> _Aim of the task_
State the number of lines, and only that number, in which the word "icon" appears.

......

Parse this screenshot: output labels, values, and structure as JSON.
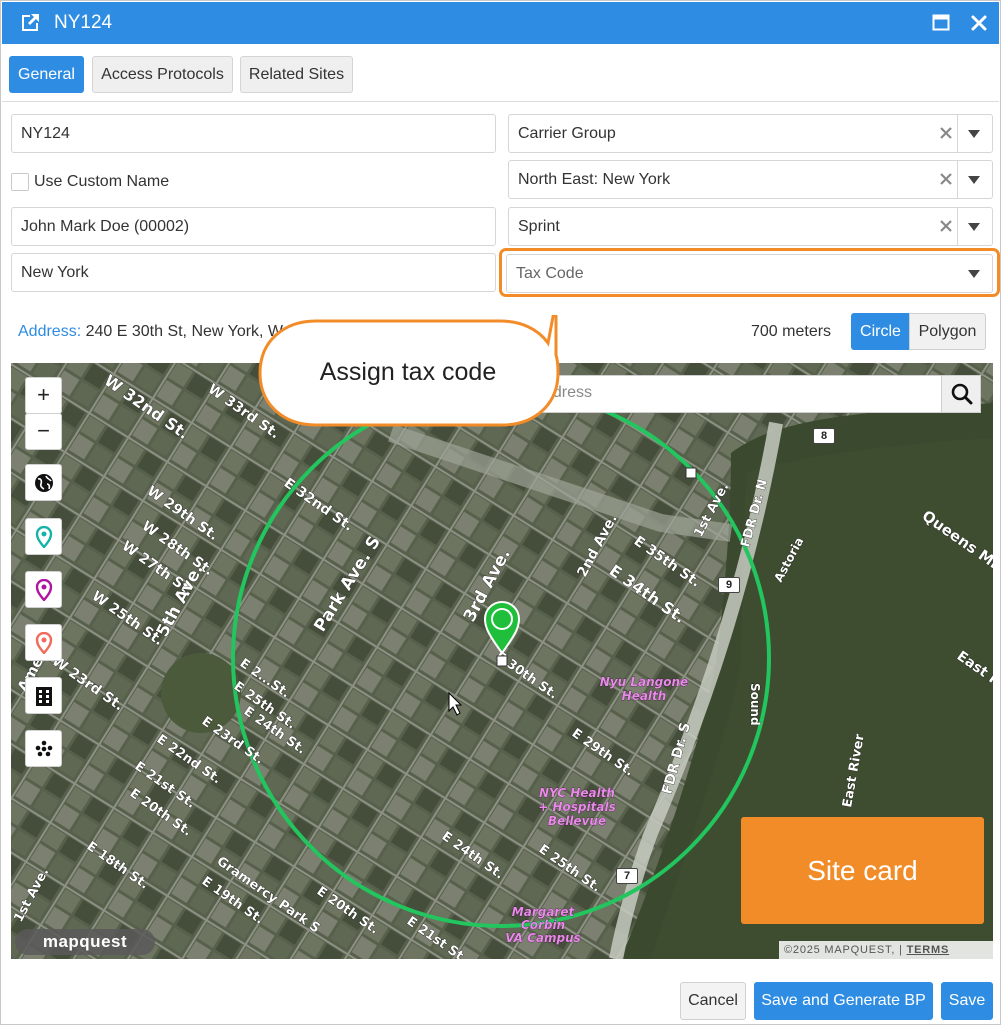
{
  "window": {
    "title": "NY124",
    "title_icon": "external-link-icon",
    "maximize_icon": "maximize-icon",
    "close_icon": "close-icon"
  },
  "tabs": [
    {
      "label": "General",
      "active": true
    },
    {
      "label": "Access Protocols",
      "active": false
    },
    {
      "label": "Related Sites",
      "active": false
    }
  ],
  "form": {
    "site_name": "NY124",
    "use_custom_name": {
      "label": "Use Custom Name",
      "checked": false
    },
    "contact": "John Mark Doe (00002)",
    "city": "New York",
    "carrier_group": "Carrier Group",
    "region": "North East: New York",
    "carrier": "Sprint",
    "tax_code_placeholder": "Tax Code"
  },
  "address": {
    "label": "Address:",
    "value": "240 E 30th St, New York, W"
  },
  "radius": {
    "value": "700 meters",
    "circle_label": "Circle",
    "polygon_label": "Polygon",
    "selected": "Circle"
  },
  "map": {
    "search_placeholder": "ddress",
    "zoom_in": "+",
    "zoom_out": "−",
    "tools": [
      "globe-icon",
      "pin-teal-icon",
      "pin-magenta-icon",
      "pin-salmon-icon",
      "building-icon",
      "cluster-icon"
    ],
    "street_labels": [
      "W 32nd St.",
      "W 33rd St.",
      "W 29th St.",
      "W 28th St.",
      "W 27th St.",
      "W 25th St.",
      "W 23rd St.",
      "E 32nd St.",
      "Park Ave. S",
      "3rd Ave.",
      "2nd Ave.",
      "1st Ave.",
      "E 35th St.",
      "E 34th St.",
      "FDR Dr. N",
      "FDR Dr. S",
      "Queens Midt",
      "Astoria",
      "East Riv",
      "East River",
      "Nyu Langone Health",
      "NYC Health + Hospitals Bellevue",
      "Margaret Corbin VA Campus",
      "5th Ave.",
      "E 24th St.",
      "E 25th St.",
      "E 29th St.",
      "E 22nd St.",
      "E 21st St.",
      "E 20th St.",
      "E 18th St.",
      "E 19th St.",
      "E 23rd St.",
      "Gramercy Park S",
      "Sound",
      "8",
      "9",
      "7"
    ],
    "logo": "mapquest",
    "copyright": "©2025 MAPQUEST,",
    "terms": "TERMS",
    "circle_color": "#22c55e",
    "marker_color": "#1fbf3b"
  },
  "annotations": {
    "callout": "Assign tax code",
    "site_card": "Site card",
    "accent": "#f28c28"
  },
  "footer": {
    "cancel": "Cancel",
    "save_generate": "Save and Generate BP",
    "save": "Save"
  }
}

......

> _Task output_
9